> Stored data:
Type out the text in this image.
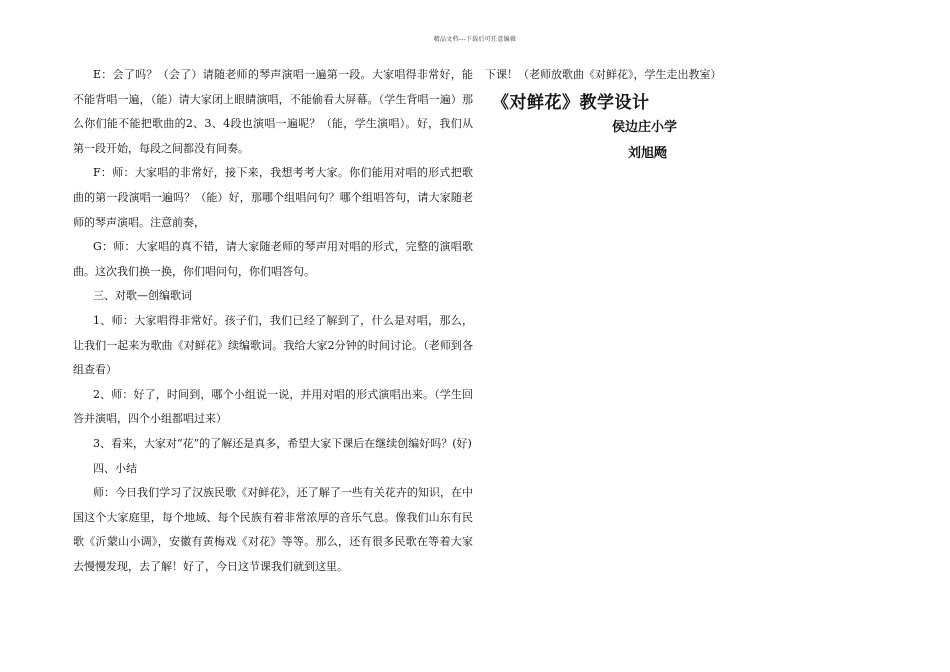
精品文档---下载后可任意编辑

E：会了吗？（会了）请随老师的琴声演唱一遍第一段。大家唱得非常好，能不能背唱一遍，（能）请大家闭上眼睛演唱，不能偷看大屏幕。（学生背唱一遍）那么你们能不能把歌曲的2、3、4段也演唱一遍呢？（能，学生演唱）。好，我们从第一段开始，每段之间都没有间奏。

F：师：大家唱的非常好，接下来，我想考考大家。你们能用对唱的形式把歌曲的第一段演唱一遍吗？（能）好，那哪个组唱问句？哪个组唱答句，请大家随老师的琴声演唱。注意前奏，

G：师：大家唱的真不错，请大家随老师的琴声用对唱的形式，完整的演唱歌曲。这次我们换一换，你们唱问句，你们唱答句。

三、对歌—创编歌词

1、师：大家唱得非常好。孩子们，我们已经了解到了，什么是对唱，那么，让我们一起来为歌曲《对鲜花》续编歌词。我给大家2分钟的时间讨论。（老师到各组查看）

2、师：好了，时间到，哪个小组说一说，并用对唱的形式演唱出来。（学生回答并演唱，四个小组都唱过来）

3、看来，大家对“花”的了解还是真多，希望大家下课后在继续创编好吗？(好)

四、小结

师：今日我们学习了汉族民歌《对鲜花》，还了解了一些有关花卉的知识，在中国这个大家庭里，每个地域、每个民族有着非常浓厚的音乐气息。像我们山东有民歌《沂蒙山小调》，安徽有黄梅戏《对花》等等。那么，还有很多民歌在等着大家去慢慢发现，去了解！好了，今日这节课我们就到这里。

下课！（老师放歌曲《对鲜花》，学生走出教室）

《对鲜花》教学设计
侯边庄小学
刘旭飏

> Objective:
Review the material and copy each line in which the word "大家唱得非常好" appears.

> Answer for the task:
E：会了吗？（会了）请随老师的琴声演唱一遍第一段。大家唱得非常好，能不能背唱一遍，（能）请大家闭上眼睛演唱，不能偷看大屏幕。（学生背唱一遍）那么你们能不能把歌曲的2、3、4段也演唱一遍呢？（能，学生演唱）。好，我们从第一段开始，每段之间都没有间奏。
1、师：大家唱得非常好。孩子们，我们已经了解到了，什么是对唱，那么，让我们一起来为歌曲《对鲜花》续编歌词。我给大家2分钟的时间讨论。（老师到各组查看）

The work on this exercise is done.